(Data records)
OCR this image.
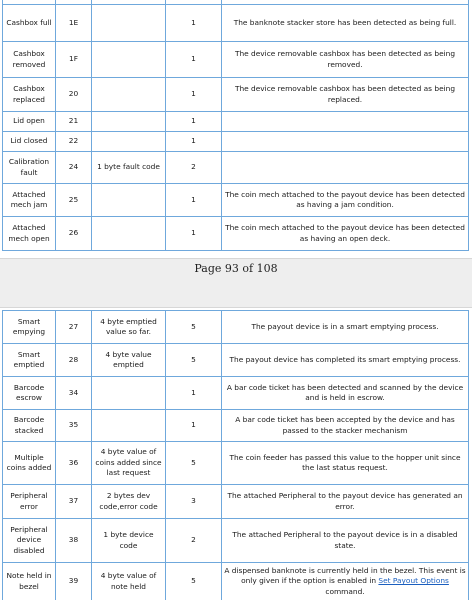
Cashbox full	1E		1	The banknote stacker store has been detected as being full.
Cashbox removed	1F		1	The device removable cashbox has been detected as being removed.
Cashbox replaced	20		1	The device removable cashbox has been detected as being replaced.
Lid open	21		1	
Lid closed	22		1	
Calibration fault	24	1 byte fault code	2	
Attached mech jam	25		1	The coin mech attached to the payout device has been detected as having a jam condition.
Attached mech open	26		1	The coin mech attached to the payout device has been detected as having an open deck.
Page 93 of 108
Smart empying	27	4 byte emptied value so far.	5	The payout device is in a smart emptying process.
Smart emptied	28	4 byte value emptied	5	The payout device has completed its smart emptying process.
Barcode escrow	34		1	A bar code ticket has been detected and scanned by the device and is held in escrow.
Barcode stacked	35		1	A bar code ticket has been accepted by the device and has passed to the stacker mechanism
Multiple coins added	36	4 byte value of coins added since last request	5	The coin feeder has passed this value to the hopper unit since the last status request.
Peripheral error	37	2 bytes dev code,error code	3	The attached Peripheral to the payout device has generated an error.
Peripheral device disabled	38	1 byte device code	2	The attached Peripheral to the payout device is in a disabled state.
Note held in bezel	39	4 byte value of note held	5	A dispensed banknote is currently held in the bezel. This event is only given if the option is enabled in Set Payout Options command.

Set problem —
The records above must be printed exactly; the pictures stay out.

Answer for this exercise —
OCR this image.
Cashbox full	1E		1	The banknote stacker store has been detected as being full.
Cashbox removed	1F		1	The device removable cashbox has been detected as being removed.
Cashbox replaced	20		1	The device removable cashbox has been detected as being replaced.
Lid open	21		1	
Lid closed	22		1	
Calibration fault	24	1 byte fault code	2	
Attached mech jam	25		1	The coin mech attached to the payout device has been detected as having a jam condition.
Attached mech open	26		1	The coin mech attached to the payout device has been detected as having an open deck.
Page 93 of 108
Smart empying	27	4 byte emptied value so far.	5	The payout device is in a smart emptying process.
Smart emptied	28	4 byte value emptied	5	The payout device has completed its smart emptying process.
Barcode escrow	34		1	A bar code ticket has been detected and scanned by the device and is held in escrow.
Barcode stacked	35		1	A bar code ticket has been accepted by the device and has passed to the stacker mechanism
Multiple coins added	36	4 byte value of coins added since last request	5	The coin feeder has passed this value to the hopper unit since the last status request.
Peripheral error	37	2 bytes dev code,error code	3	The attached Peripheral to the payout device has generated an error.
Peripheral device disabled	38	1 byte device code	2	The attached Peripheral to the payout device is in a disabled state.
Note held in bezel	39	4 byte value of note held	5	A dispensed banknote is currently held in the bezel. This event is only given if the option is enabled in Set Payout Options command.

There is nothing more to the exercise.